● Given problem
Only lines holding the word "xlabel" should be copied from the material.

#####

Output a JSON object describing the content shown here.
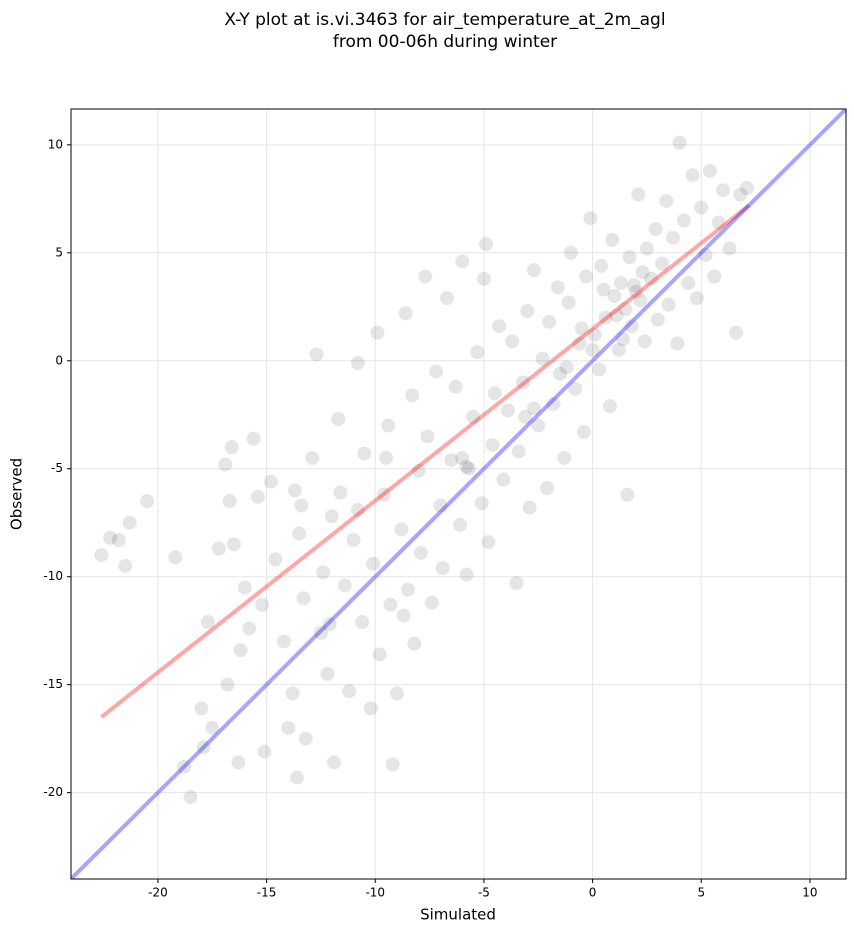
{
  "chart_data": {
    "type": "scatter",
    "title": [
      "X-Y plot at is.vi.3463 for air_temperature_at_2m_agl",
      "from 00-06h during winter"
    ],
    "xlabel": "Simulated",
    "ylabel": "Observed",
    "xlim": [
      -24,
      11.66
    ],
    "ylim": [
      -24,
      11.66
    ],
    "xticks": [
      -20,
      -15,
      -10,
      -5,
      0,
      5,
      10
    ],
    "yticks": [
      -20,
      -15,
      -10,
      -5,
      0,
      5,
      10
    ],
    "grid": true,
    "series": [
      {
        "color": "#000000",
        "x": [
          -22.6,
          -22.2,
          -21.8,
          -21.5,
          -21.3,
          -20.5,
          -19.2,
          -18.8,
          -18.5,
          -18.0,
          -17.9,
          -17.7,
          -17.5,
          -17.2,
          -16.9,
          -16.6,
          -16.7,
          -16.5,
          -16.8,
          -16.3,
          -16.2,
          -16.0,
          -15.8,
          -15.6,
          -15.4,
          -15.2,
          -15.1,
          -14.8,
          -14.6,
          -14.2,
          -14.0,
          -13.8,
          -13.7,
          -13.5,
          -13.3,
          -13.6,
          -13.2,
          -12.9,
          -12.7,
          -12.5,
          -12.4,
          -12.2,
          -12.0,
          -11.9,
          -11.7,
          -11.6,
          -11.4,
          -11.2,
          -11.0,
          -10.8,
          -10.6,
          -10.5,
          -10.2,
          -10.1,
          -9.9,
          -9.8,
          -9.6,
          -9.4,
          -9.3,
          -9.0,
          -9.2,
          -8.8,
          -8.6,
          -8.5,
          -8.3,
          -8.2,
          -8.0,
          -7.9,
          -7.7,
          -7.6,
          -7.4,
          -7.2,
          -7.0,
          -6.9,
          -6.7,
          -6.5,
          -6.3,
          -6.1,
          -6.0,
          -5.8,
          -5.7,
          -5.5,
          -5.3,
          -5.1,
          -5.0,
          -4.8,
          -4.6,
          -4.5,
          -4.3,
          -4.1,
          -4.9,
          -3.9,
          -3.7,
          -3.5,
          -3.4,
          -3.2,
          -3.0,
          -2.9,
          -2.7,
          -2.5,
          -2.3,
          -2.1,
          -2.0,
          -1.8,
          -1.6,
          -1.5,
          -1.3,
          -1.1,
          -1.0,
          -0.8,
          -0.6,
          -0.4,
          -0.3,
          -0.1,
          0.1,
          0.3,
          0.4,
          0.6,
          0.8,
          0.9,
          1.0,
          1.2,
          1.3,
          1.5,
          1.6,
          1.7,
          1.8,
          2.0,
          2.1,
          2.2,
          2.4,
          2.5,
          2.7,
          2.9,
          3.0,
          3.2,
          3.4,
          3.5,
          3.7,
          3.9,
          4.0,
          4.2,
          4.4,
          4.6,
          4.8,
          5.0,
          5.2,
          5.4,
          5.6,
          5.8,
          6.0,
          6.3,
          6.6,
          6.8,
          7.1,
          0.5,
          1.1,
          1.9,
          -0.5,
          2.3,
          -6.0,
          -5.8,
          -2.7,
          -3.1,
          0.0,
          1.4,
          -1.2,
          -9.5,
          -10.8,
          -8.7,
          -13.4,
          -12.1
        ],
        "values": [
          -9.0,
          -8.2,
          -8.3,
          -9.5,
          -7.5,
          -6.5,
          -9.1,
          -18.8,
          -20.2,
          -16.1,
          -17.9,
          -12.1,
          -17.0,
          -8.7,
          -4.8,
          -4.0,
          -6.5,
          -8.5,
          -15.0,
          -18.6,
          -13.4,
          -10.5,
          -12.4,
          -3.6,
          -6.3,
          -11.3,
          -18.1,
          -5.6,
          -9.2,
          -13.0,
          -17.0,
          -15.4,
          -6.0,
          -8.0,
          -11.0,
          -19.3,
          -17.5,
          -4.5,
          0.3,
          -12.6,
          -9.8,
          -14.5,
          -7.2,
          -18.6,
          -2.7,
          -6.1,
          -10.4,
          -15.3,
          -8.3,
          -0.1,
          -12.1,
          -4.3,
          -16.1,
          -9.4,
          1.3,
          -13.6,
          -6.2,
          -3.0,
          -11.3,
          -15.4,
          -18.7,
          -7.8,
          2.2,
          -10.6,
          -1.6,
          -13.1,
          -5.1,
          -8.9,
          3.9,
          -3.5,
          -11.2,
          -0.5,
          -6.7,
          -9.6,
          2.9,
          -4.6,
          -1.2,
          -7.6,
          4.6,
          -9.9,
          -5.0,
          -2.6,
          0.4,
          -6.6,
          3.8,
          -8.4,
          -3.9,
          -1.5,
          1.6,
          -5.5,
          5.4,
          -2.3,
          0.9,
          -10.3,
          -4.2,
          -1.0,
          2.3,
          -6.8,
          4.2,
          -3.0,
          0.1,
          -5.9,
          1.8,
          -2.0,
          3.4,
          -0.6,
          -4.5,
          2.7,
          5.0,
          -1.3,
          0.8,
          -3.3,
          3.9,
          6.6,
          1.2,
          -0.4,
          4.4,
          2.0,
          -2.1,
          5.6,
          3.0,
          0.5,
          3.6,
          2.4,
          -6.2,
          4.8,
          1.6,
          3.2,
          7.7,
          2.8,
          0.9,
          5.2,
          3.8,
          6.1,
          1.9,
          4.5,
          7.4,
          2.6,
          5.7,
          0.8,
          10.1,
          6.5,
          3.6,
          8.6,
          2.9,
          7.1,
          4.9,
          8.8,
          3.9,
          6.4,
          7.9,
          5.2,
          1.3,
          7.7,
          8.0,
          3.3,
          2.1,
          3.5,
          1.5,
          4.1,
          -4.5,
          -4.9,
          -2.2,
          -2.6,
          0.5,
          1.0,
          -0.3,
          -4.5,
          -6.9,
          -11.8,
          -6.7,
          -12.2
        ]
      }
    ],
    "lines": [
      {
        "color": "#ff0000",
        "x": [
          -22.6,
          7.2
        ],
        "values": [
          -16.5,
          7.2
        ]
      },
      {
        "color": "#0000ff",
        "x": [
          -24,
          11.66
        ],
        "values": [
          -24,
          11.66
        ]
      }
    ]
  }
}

#####

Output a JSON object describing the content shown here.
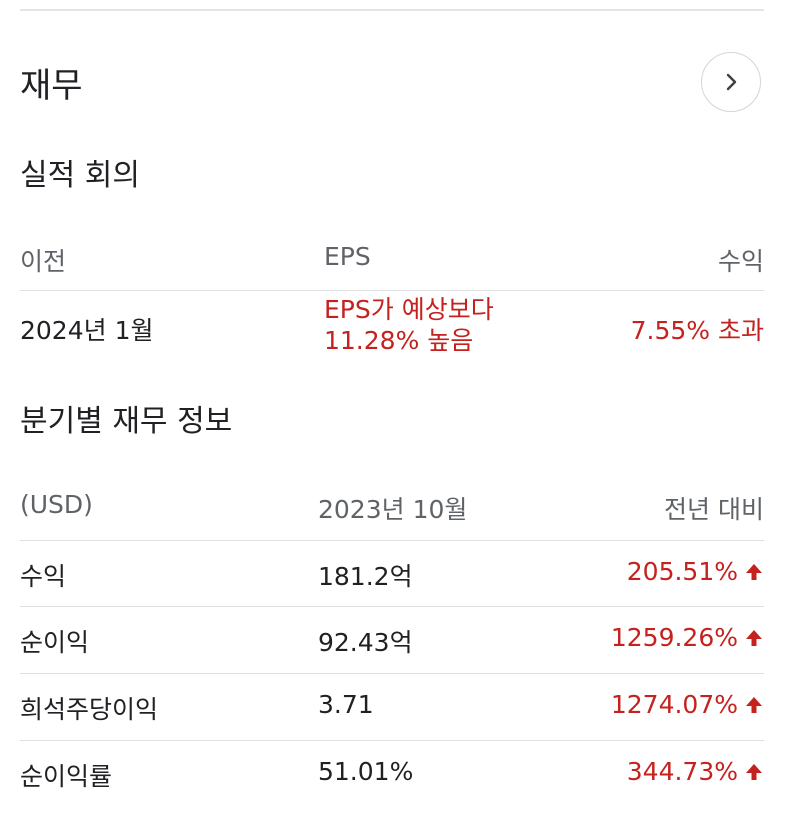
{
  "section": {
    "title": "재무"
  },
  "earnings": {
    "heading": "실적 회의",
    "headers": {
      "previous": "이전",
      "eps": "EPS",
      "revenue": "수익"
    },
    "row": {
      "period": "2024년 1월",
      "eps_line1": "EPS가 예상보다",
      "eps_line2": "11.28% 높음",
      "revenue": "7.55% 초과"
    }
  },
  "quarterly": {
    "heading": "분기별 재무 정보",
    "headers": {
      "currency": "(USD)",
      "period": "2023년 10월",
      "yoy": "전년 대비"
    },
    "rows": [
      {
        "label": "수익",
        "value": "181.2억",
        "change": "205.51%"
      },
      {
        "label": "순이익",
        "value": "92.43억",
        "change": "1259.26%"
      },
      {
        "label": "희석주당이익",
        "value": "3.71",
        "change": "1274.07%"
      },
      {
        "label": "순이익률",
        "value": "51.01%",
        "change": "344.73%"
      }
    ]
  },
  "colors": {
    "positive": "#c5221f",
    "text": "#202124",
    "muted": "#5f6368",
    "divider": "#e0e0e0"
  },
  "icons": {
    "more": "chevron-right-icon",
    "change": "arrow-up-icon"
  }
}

#####

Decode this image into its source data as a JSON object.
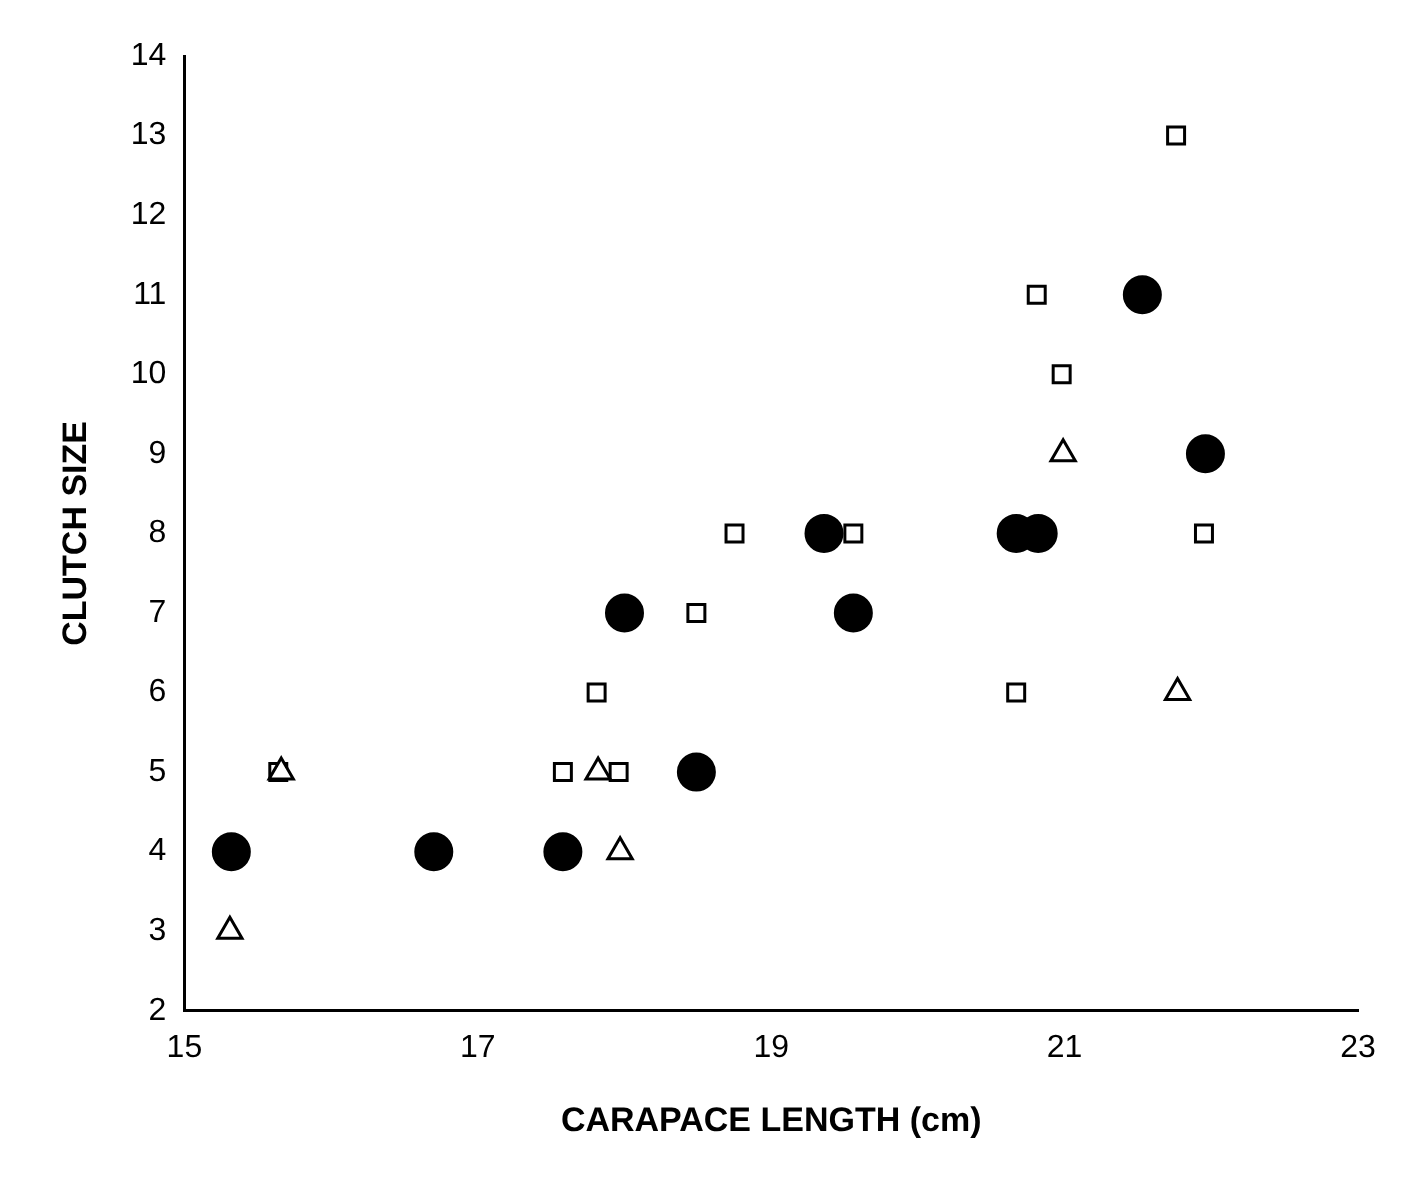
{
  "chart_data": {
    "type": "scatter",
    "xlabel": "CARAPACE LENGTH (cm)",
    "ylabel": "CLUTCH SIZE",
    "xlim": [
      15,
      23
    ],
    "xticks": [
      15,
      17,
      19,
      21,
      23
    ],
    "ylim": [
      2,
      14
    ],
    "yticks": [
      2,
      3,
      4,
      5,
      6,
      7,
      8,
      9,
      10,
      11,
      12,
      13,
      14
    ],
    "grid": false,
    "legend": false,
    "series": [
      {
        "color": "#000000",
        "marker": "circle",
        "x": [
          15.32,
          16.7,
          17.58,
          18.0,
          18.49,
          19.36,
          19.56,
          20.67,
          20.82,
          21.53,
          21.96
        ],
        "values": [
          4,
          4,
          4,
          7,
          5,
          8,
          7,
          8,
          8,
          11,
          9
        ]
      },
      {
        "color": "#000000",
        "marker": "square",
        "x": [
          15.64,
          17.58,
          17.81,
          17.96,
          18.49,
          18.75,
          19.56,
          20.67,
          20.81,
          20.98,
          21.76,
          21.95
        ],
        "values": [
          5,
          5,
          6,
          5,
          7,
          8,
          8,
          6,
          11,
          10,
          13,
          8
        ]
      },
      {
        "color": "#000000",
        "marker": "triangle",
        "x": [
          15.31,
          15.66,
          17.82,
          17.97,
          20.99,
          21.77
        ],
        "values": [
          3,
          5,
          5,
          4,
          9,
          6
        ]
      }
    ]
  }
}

#####

● Result of this task
    "xlabel": "Simulated",
    "xlabel": "CARAPACE LENGTH (cm)",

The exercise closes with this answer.